Aim =>
For the entries that follow, tally the lines holding the string "certificates". Give the total and nothing else.

(Data items)
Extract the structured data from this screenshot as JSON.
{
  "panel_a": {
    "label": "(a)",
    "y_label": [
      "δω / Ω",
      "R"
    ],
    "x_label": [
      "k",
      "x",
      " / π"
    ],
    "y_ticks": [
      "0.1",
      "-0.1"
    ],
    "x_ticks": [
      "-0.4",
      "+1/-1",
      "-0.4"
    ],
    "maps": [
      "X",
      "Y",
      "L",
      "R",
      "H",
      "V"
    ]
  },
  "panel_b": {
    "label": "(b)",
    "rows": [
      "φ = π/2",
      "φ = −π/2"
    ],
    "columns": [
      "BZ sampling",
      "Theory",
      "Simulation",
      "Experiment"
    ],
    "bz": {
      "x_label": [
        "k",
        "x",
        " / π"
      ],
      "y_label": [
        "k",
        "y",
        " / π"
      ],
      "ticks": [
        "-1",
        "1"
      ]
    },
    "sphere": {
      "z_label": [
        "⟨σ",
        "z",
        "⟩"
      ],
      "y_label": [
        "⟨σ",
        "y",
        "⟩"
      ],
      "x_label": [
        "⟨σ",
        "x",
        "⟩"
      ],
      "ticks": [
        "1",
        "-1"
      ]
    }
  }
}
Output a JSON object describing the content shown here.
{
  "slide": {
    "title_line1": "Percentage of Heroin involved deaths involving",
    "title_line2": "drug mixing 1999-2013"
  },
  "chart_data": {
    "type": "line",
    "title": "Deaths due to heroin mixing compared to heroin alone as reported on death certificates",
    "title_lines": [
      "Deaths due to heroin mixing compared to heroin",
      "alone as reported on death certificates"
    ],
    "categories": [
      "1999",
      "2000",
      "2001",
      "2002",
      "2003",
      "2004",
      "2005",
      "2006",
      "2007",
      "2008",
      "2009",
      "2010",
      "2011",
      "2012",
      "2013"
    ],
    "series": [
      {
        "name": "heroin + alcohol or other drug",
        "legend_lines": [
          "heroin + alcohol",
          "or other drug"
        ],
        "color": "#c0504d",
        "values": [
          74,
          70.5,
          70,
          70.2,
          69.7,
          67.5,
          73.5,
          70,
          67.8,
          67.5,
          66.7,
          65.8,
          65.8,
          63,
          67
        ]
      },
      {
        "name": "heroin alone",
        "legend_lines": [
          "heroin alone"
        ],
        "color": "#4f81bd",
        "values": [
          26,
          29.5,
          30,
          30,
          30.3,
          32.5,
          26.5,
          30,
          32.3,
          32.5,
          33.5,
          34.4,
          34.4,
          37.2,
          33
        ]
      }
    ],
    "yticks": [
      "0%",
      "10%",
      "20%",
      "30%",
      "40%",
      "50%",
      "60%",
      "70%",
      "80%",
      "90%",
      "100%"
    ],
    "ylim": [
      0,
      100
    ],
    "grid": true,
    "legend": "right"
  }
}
...
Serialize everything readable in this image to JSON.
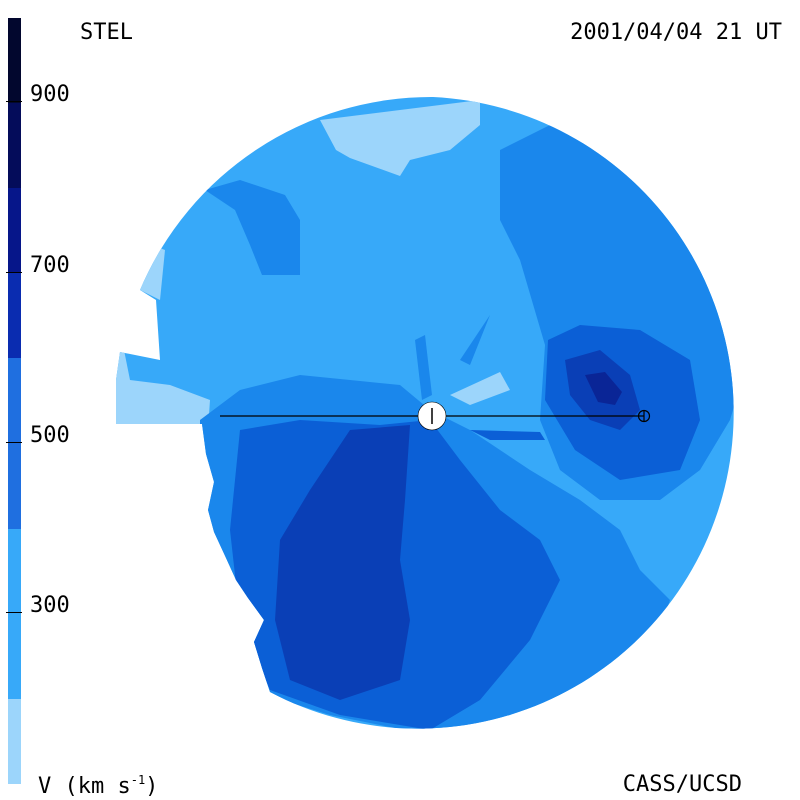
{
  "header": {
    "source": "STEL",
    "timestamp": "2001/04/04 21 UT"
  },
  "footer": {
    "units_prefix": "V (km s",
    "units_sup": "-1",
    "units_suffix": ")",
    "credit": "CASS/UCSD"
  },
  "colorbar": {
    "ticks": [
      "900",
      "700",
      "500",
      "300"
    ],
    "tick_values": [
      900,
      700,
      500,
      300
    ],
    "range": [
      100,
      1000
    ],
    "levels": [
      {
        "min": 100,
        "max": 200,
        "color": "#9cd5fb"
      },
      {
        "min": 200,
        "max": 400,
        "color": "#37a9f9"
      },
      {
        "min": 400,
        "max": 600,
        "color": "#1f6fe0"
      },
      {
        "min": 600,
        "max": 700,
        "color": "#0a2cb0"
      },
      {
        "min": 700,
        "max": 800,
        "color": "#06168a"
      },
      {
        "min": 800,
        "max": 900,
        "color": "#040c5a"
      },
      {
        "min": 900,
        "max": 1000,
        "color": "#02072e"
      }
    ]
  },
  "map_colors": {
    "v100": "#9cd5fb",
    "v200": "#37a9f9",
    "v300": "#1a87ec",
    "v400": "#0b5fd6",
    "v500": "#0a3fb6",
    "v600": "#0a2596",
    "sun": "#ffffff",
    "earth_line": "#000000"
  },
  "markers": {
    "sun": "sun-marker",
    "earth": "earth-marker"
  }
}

Task answer =>
2